/---
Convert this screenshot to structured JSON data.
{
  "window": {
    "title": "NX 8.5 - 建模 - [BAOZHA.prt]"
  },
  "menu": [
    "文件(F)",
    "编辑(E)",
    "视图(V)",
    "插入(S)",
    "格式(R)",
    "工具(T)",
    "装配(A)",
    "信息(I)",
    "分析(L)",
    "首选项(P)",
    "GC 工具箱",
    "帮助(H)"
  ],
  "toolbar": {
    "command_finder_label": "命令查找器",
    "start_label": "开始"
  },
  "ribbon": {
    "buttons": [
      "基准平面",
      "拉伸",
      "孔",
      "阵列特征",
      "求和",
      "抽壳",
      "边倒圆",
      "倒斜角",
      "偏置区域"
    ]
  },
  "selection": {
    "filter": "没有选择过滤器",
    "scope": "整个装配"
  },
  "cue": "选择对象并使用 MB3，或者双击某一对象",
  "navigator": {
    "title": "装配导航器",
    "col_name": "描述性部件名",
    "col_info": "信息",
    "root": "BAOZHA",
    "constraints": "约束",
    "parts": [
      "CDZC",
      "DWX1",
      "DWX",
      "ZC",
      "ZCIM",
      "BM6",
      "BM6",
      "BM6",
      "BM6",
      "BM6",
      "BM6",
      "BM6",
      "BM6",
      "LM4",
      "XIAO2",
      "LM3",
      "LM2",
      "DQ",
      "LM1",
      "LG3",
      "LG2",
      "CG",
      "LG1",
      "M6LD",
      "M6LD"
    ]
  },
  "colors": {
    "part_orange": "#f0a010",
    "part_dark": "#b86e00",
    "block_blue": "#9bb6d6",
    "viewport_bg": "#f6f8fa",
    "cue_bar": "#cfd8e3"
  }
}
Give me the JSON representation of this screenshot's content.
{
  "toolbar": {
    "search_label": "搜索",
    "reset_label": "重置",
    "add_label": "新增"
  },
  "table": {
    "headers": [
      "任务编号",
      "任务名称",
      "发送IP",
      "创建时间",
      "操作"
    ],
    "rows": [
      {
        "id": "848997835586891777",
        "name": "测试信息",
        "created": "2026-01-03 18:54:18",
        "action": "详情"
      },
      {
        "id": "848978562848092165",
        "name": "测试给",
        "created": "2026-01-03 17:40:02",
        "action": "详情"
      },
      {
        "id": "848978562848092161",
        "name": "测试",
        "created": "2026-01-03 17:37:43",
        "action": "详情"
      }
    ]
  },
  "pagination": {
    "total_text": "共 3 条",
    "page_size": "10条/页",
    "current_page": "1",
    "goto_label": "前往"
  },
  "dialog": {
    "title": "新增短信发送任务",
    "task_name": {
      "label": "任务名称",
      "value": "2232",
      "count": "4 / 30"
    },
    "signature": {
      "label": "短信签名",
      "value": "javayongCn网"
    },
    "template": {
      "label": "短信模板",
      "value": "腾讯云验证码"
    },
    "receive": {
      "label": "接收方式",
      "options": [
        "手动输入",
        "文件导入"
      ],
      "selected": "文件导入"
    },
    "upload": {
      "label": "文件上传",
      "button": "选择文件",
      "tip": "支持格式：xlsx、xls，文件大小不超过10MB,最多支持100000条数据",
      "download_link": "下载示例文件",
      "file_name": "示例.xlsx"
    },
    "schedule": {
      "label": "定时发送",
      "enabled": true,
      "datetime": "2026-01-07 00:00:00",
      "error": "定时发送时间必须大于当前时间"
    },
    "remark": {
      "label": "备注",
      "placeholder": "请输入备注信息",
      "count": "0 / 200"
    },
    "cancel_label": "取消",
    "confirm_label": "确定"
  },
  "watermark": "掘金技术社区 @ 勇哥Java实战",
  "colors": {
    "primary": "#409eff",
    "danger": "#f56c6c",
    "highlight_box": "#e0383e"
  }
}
\---
* [WORK TO COMPLETE]
Copy all lines from the material that contain "xlsx".

* [PROBLEM SOLUTION]
      "tip": "支持格式：xlsx、xls，文件大小不超过10MB,最多支持100000条数据",
      "file_name": "示例.xlsx"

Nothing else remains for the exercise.